## BEGIN
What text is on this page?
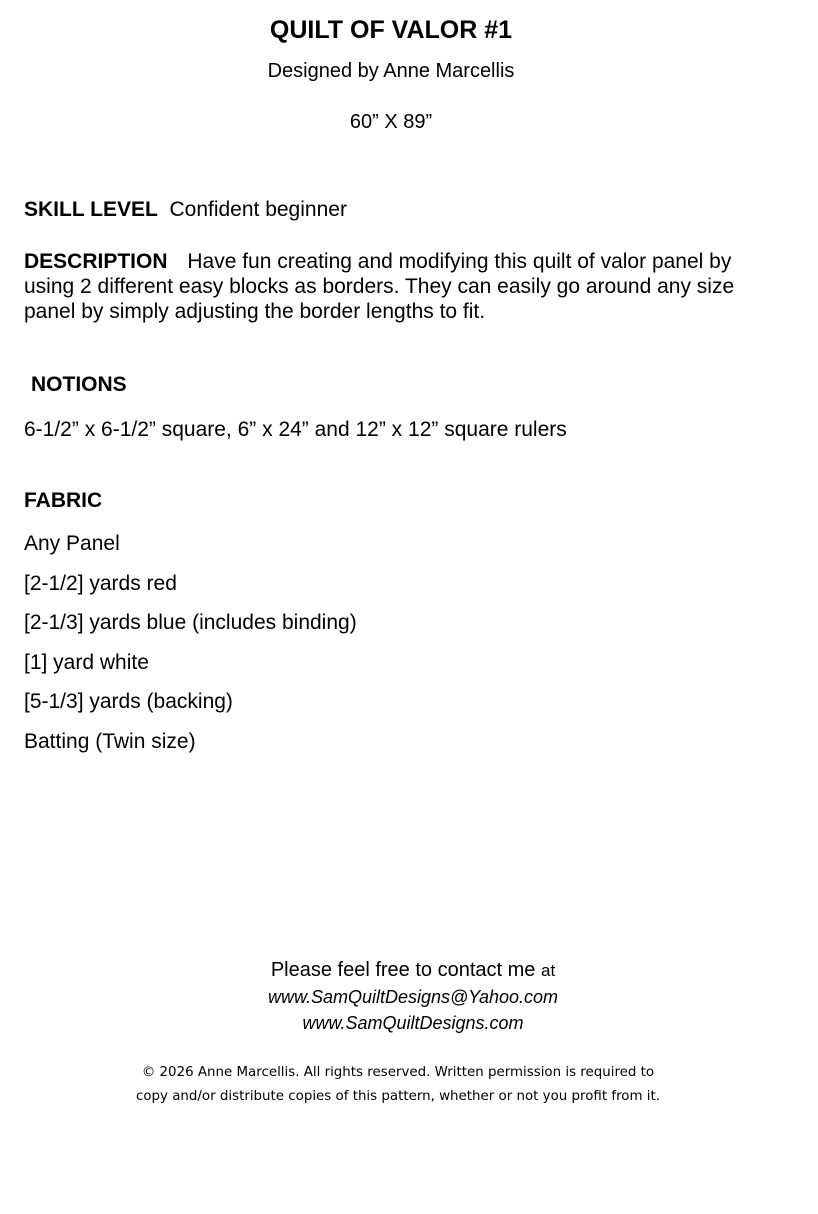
QUILT OF VALOR #1
Designed by Anne Marcellis
60” X 89”
SKILL LEVEL Confident beginner
DESCRIPTION Have fun creating and modifying this quilt of valor panel by using 2 different easy blocks as borders. They can easily go around any size panel by simply adjusting the border lengths to fit.
NOTIONS
6-1/2” x 6-1/2” square, 6” x 24” and 12” x 12” square rulers
FABRIC
Any Panel
[2-1/2] yards red
[2-1/3] yards blue (includes binding)
[1] yard white
[5-1/3] yards (backing)
Batting (Twin size)
Please feel free to contact me at
www.SamQuiltDesigns@Yahoo.com
www.SamQuiltDesigns.com
© 2026 Anne Marcellis. All rights reserved. Written permission is required to
copy and/or distribute copies of this pattern, whether or not you profit from it.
## END
Work to complete: Each entry gets copied exactly; the pictures stay out.

Full output:
What text is on this page?
QUILT OF VALOR #1
Designed by Anne Marcellis
60” X 89”
SKILL LEVEL Confident beginner
DESCRIPTION Have fun creating and modifying this quilt of valor panel by using 2 different easy blocks as borders. They can easily go around any size panel by simply adjusting the border lengths to fit.
NOTIONS
6-1/2” x 6-1/2” square, 6” x 24” and 12” x 12” square rulers
FABRIC
Any Panel
[2-1/2] yards red
[2-1/3] yards blue (includes binding)
[1] yard white
[5-1/3] yards (backing)
Batting (Twin size)
Please feel free to contact me at
www.SamQuiltDesigns@Yahoo.com
www.SamQuiltDesigns.com
© 2026 Anne Marcellis. All rights reserved. Written permission is required to
copy and/or distribute copies of this pattern, whether or not you profit from it.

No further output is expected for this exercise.